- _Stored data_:

◆ ◆ ◆ ◆ ◆

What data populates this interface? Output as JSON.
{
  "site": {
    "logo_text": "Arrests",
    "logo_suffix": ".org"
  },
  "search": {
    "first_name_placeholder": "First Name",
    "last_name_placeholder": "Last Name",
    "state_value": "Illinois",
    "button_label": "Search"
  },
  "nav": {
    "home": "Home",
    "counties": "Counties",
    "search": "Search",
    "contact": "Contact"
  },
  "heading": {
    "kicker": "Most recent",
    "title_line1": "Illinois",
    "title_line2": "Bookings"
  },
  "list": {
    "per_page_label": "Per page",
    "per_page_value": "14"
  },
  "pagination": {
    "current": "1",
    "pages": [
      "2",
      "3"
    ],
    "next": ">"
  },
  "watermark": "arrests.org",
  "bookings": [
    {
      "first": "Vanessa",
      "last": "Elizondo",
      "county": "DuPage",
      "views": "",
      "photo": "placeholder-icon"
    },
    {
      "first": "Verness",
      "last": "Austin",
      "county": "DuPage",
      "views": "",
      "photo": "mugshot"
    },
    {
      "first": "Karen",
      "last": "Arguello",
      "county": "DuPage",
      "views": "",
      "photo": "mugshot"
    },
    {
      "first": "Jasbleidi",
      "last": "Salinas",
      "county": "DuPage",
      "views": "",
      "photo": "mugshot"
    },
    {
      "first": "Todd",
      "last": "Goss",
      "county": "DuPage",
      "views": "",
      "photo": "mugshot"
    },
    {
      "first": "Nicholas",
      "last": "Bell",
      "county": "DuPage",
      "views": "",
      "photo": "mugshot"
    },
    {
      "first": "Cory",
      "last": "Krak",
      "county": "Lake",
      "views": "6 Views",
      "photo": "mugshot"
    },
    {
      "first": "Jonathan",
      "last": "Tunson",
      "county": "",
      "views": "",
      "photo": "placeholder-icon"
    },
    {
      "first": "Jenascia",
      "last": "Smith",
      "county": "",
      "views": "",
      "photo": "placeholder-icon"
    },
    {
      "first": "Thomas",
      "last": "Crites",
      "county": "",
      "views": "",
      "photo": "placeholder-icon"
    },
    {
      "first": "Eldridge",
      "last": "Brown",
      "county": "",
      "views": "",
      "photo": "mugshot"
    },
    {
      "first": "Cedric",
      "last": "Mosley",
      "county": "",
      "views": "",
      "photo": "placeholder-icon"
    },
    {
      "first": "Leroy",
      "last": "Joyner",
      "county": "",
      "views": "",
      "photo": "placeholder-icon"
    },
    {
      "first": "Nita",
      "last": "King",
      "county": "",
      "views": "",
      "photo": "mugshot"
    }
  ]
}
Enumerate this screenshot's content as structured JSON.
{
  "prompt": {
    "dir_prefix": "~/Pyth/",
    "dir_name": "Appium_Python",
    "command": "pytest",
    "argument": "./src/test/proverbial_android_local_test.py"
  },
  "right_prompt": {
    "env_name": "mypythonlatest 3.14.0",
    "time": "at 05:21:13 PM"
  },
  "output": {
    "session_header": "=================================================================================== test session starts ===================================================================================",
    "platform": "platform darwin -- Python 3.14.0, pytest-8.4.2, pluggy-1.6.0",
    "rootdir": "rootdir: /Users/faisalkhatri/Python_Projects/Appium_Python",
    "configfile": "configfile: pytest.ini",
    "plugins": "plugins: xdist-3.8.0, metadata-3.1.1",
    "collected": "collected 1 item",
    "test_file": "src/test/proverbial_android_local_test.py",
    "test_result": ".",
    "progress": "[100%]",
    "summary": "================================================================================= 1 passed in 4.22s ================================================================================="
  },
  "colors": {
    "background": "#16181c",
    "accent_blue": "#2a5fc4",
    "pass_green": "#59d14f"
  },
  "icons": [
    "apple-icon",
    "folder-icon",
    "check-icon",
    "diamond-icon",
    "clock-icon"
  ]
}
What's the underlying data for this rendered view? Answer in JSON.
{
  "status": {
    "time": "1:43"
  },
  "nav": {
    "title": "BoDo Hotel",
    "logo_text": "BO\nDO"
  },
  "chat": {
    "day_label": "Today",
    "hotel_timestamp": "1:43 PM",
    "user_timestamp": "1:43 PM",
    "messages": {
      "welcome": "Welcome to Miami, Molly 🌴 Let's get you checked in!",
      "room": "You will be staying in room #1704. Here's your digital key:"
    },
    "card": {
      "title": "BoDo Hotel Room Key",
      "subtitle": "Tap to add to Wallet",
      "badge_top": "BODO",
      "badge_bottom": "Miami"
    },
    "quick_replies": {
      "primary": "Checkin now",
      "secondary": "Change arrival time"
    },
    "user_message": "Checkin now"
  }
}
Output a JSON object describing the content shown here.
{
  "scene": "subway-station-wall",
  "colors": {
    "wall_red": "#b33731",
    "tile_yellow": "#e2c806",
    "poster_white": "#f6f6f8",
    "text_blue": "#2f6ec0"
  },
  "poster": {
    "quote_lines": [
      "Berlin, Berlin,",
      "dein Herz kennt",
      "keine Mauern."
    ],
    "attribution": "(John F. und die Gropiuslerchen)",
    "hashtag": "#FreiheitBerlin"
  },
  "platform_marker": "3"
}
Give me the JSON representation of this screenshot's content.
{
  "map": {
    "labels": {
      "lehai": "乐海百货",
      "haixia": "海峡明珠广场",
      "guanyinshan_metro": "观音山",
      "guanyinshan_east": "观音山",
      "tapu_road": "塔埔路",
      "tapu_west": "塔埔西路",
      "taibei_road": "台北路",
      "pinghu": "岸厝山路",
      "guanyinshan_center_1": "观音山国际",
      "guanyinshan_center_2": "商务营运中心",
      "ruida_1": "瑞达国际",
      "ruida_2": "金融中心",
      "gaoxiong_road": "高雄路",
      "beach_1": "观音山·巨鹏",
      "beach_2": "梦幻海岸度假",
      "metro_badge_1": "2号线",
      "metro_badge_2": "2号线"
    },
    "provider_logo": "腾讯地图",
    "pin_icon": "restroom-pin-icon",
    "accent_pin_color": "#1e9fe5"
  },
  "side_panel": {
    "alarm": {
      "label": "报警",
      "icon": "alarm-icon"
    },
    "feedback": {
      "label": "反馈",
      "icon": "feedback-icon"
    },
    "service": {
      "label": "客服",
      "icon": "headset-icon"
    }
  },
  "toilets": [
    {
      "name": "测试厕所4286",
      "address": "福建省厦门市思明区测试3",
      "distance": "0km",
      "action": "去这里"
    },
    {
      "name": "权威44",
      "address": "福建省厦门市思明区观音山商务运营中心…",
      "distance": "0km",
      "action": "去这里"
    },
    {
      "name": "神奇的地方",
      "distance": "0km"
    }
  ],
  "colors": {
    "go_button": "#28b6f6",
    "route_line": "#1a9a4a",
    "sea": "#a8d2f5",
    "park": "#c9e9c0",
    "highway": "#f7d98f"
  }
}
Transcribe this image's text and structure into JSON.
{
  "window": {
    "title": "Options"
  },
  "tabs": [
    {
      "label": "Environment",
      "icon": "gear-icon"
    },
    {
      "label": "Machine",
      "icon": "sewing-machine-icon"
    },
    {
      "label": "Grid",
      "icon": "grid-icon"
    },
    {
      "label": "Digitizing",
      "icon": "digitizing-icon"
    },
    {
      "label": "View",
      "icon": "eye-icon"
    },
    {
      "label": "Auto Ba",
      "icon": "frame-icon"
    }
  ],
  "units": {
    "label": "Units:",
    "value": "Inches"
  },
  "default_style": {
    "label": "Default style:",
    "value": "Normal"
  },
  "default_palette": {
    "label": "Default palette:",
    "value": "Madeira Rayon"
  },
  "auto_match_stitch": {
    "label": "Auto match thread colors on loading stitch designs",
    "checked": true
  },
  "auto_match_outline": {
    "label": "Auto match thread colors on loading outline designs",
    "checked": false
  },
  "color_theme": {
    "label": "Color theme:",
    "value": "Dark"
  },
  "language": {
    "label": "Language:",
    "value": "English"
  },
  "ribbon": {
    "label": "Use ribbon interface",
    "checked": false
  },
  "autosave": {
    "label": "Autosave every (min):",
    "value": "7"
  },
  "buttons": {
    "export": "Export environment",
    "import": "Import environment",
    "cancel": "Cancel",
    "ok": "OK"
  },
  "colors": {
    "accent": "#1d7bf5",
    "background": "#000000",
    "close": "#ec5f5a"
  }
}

◆ ◆ ◆ ◆ ◆

- _TO DO_:
Which lines include the word "Illinois"? Copy every one of them.

- _TASK ANSWER_:
    "state_value": "Illinois",
    "title_line1": "Illinois",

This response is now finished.